» **STATED TASK**: Return all lines below containing the word "contribute".

» **GIVEN RECORDS**:
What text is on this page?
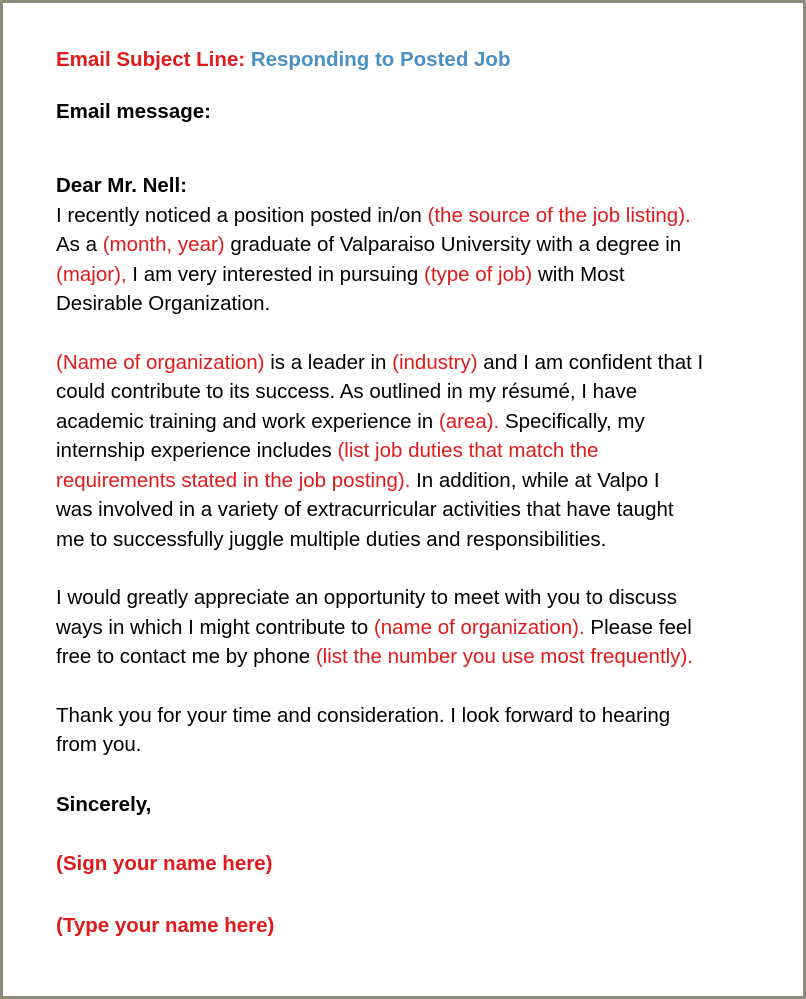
Email Subject Line: Responding to Posted Job
Email message:
Dear Mr. Nell:
I recently noticed a position posted in/on (the source of the job listing).
As a (month, year) graduate of Valparaiso University with a degree in
(major), I am very interested in pursuing (type of job) with Most
Desirable Organization.
(Name of organization) is a leader in (industry) and I am confident that I
could contribute to its success. As outlined in my résumé, I have
academic training and work experience in (area). Specifically, my
internship experience includes (list job duties that match the
requirements stated in the job posting). In addition, while at Valpo I
was involved in a variety of extracurricular activities that have taught
me to successfully juggle multiple duties and responsibilities.
I would greatly appreciate an opportunity to meet with you to discuss
ways in which I might contribute to (name of organization). Please feel
free to contact me by phone (list the number you use most frequently).
Thank you for your time and consideration. I look forward to hearing
from you.
Sincerely,
(Sign your name here)
(Type your name here)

» **TASK RESULT**:
could contribute to its success. As outlined in my résumé, I have
ways in which I might contribute to (name of organization). Please feel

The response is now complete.